**OBJECTIVE:**
Work out how many lines of the listing hold the string "Signal". Answer with that number alone.

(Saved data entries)

-.-.-

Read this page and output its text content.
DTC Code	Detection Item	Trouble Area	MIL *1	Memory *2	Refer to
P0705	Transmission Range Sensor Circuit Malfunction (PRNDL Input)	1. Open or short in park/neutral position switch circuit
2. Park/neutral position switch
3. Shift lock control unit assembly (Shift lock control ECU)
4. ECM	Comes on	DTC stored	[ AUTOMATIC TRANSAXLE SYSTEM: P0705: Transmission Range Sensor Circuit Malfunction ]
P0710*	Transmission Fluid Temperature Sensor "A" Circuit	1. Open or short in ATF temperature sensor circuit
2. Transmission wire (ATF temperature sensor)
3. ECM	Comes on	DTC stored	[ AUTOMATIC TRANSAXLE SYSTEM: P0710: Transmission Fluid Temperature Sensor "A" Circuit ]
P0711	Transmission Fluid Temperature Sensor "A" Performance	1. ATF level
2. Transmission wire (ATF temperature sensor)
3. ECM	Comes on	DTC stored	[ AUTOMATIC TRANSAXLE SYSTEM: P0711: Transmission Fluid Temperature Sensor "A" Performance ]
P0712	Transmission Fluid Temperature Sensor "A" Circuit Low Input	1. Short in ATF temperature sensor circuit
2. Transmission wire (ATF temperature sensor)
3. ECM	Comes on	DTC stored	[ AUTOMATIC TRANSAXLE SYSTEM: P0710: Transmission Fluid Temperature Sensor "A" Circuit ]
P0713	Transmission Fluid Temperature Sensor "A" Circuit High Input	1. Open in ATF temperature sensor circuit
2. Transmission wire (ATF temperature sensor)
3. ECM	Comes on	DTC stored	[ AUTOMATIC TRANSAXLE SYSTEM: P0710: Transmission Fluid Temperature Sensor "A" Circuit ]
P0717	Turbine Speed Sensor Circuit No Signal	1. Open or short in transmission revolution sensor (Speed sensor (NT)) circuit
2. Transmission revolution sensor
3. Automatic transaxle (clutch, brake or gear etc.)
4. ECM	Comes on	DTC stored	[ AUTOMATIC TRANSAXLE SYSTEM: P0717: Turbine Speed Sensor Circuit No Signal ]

-.-.-

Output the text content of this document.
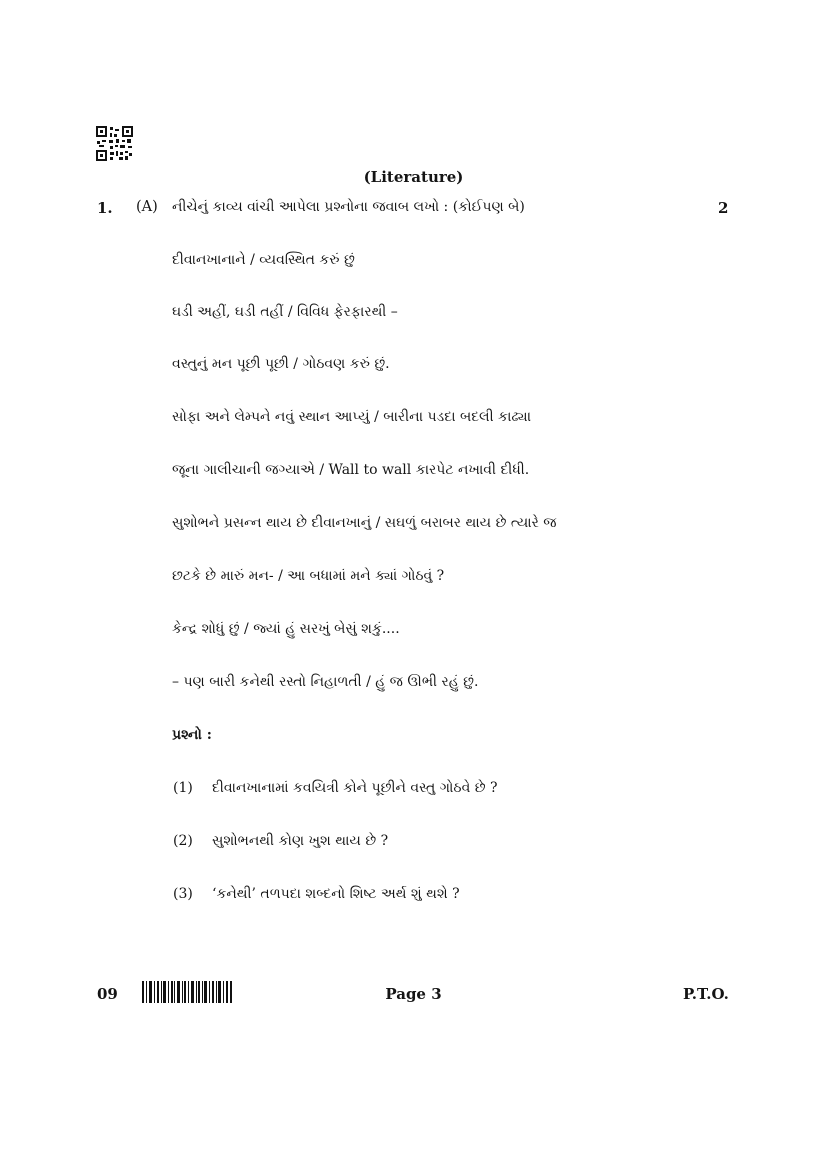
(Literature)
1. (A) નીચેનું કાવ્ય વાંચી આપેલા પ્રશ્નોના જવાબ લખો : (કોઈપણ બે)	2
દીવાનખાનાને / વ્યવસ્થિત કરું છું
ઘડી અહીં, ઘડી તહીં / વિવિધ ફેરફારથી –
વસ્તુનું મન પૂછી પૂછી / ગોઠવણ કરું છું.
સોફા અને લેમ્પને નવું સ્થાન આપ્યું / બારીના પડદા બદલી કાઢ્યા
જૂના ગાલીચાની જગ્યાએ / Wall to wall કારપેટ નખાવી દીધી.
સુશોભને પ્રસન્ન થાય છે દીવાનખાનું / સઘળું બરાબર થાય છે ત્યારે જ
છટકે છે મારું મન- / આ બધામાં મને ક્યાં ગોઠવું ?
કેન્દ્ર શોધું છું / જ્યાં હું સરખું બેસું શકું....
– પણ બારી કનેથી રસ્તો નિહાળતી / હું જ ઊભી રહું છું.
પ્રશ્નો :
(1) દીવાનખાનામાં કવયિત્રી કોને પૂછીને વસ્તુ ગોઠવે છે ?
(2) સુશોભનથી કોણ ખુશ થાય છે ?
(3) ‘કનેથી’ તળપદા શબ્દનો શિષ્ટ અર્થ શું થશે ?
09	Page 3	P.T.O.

-.-.-

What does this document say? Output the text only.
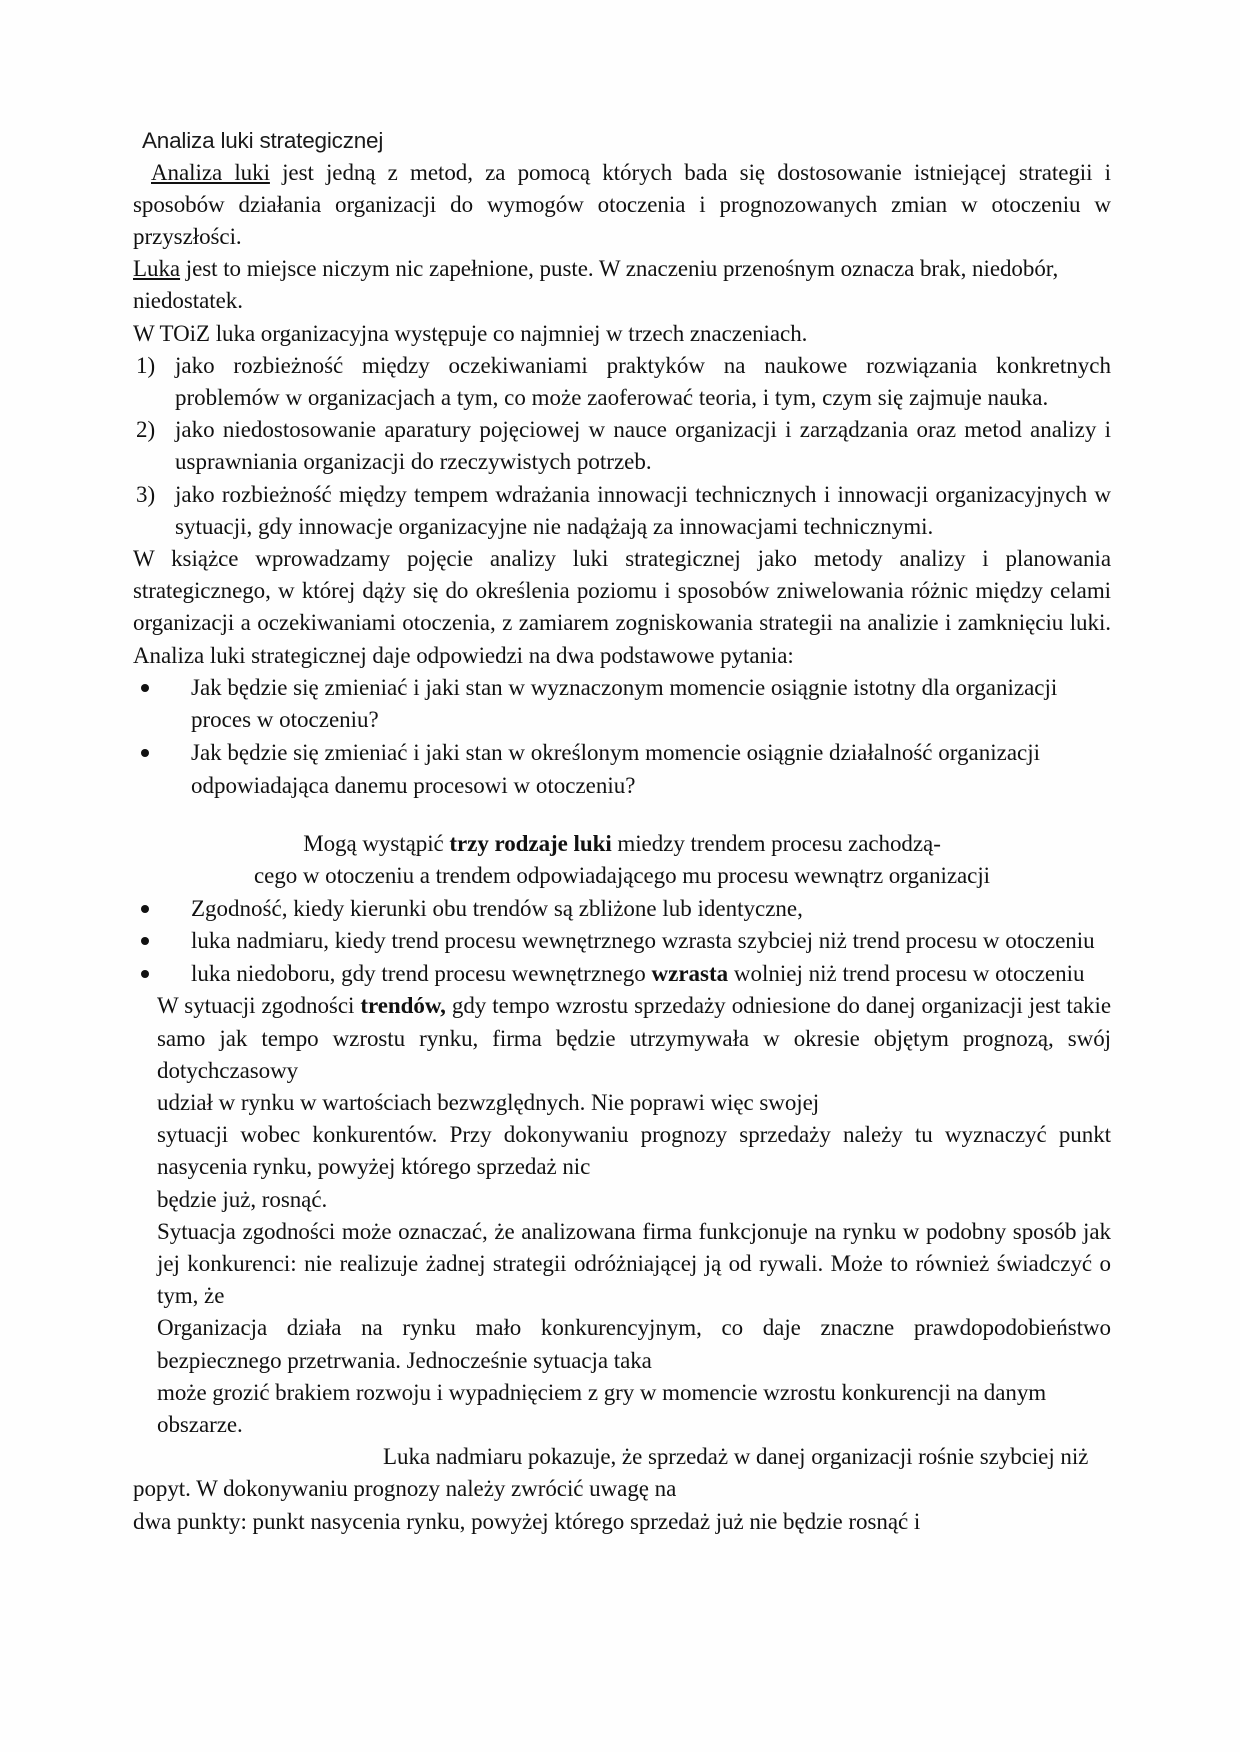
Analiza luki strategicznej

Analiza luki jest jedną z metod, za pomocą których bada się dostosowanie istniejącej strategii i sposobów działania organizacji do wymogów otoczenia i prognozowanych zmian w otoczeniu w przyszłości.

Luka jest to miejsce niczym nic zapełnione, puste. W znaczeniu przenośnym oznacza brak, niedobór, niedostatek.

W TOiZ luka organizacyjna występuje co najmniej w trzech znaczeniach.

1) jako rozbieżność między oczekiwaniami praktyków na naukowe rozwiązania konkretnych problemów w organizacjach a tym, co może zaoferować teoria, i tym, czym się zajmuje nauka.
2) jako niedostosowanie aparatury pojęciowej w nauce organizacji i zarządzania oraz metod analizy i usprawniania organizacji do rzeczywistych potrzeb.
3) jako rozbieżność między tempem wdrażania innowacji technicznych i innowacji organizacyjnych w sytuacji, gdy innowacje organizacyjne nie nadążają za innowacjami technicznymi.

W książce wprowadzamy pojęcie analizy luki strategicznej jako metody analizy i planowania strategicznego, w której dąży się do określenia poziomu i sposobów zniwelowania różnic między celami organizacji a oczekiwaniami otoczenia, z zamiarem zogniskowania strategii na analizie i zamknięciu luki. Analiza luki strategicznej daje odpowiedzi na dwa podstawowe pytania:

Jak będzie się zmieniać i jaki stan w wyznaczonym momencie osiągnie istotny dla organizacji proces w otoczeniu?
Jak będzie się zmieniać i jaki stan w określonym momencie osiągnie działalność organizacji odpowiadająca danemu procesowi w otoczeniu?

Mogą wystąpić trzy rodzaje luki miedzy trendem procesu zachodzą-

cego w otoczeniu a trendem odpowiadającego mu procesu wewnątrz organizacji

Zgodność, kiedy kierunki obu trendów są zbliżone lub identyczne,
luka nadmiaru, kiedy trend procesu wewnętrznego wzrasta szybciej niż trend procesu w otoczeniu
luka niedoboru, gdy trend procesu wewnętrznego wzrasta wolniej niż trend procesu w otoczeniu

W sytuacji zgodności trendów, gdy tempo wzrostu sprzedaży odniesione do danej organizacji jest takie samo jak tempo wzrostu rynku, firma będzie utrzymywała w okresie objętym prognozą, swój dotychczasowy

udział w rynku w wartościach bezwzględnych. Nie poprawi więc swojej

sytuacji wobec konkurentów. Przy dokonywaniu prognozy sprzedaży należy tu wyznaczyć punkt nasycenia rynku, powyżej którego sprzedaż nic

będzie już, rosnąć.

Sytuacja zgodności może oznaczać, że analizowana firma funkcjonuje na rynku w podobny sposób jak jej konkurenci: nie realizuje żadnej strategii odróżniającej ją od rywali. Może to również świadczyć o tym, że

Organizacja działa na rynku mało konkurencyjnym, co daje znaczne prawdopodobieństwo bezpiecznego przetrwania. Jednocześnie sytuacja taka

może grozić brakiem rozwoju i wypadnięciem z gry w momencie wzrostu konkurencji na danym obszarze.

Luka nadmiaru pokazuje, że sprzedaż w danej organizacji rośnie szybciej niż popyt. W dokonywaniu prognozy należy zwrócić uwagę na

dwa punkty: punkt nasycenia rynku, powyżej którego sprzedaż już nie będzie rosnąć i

-.-.-

**FINAL ANSWER:**
2